▸ **Work order 1**: In the extract on Linux, which Linux version did the writer settle on by the end of 2011?
▸ **Work order 2**: Extend the extract on Linux past its final sentence.

▸ **Extract**:

──────

This may be a shocking revelation to some but Windows and Apple’s OS are not the only ones available for the end user, There are freely available (and free) alternatives derived from a commercial operating system call Unix.
Linux is the operating system which I use on all my personal computers what it is and its development history are well documented on the Web. By the end of 2011 I eventually found that the Linux version (also known as flavour) fit for my purposes is Pear OS Linux which ticks all my boxes i.e. meets my current computer needs and runs well on my antique hardware. Along the way I have tried many differn versions including the mass market favourite Ubuntu and most of those based on it such as Lubuntu, Mint, Mepis and others such as Fedora, OpenSuse and Puppy.
One cautionary note: do not indulge in radical re-installations until or unless the contents of your hard disk(s), your data, are properly secured off the machine and ideally off-site. I have been operating what are now known as cloud principles for many years and do not entrust anything unique and valuable data such as photographs to a delicate single point of failure.
You might also need a supply of blank CDs and DVDs although installation can also be made more economically and environmentally friendlily by installing from a USB stick. Trialling often involves the creation of plenty of shiny coasters or bird scarers. Such installers are easily created on Windoze using the delightful LinuxLive USB Creator or the slightly dull but practical Unetbootin on just about any machine . As well as good bandwidth for the downloading of .iso disk images containing the required OS, it is very sensible to have a spare internet connected computer available to search for solutions when you encounter problems.

──────

▸ **Supplied material**:
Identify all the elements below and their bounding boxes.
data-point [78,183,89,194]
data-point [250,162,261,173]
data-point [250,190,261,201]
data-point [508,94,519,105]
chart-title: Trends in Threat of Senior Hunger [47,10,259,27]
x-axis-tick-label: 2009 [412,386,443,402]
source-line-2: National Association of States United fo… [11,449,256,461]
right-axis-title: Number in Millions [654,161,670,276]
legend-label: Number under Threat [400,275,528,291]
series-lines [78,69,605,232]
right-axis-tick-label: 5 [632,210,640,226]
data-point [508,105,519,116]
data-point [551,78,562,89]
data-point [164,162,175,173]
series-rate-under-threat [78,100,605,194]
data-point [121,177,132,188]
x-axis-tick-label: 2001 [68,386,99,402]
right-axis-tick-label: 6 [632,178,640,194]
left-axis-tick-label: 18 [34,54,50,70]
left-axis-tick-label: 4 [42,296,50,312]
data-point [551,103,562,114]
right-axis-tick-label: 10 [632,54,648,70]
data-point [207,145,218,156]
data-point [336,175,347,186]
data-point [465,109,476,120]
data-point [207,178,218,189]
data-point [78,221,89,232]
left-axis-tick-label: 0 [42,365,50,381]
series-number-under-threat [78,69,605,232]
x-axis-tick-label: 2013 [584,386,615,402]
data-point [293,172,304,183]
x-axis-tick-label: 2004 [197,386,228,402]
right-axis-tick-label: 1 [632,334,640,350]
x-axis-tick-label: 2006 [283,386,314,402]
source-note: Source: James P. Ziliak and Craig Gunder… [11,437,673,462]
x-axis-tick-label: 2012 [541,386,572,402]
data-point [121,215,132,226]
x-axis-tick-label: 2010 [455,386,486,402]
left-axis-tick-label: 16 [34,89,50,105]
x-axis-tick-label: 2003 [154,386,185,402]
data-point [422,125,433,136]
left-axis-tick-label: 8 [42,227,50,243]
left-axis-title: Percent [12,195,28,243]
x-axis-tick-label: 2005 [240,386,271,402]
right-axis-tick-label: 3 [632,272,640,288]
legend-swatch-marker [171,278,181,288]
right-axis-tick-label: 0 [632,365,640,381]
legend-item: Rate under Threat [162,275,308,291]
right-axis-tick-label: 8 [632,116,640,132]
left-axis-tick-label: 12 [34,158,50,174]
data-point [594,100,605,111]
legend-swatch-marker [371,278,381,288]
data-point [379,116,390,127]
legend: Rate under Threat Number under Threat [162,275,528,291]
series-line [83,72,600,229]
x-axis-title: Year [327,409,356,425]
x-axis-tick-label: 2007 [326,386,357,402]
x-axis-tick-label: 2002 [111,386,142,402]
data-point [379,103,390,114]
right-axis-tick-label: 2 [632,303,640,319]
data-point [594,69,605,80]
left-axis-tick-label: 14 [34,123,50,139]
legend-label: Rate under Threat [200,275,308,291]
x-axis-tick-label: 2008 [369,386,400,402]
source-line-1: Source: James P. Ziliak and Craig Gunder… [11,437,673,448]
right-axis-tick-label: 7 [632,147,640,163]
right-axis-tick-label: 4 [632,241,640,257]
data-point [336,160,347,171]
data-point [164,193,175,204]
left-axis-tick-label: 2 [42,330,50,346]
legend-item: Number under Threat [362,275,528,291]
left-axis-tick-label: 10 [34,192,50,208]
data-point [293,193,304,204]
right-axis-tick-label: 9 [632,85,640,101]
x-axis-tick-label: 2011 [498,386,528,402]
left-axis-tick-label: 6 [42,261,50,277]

──────

▸ **Final answer 1**: Pear OS Linux.

▸ **Final answer 2**:
If you posses only one computer but are stouthearted I’d suggest that you opt for the dual boot option that installs the new OS alongside the original and be prepared, if all else falls, to reinstall Windoze from the original installation disc. Be warned that any Windows installation takes an unnecessarily long time – one of the immediate delights of Linux is that you can go from start to end of some installations in 30 minutes.
Another caveat bis that some devices may not work with your Linux OS, basically the manufacturers were too lazy to supply the drivers. On the other hand, I have discovered some bits & pieces that never worked as intended, if at all, with any version of Windows but have been magically restored to full functionality by the introduction of a Linux based OS (the original installation discs are redundant) which turns out to be plug and play at a level that Microsoft are still trying to reach.
OK, an hour or several days later a computer is just expensive piece of junk even with the world’s best operating system. It needs application software to actually do anything more than consume space and electricity and look pretty if you like that sort of thing.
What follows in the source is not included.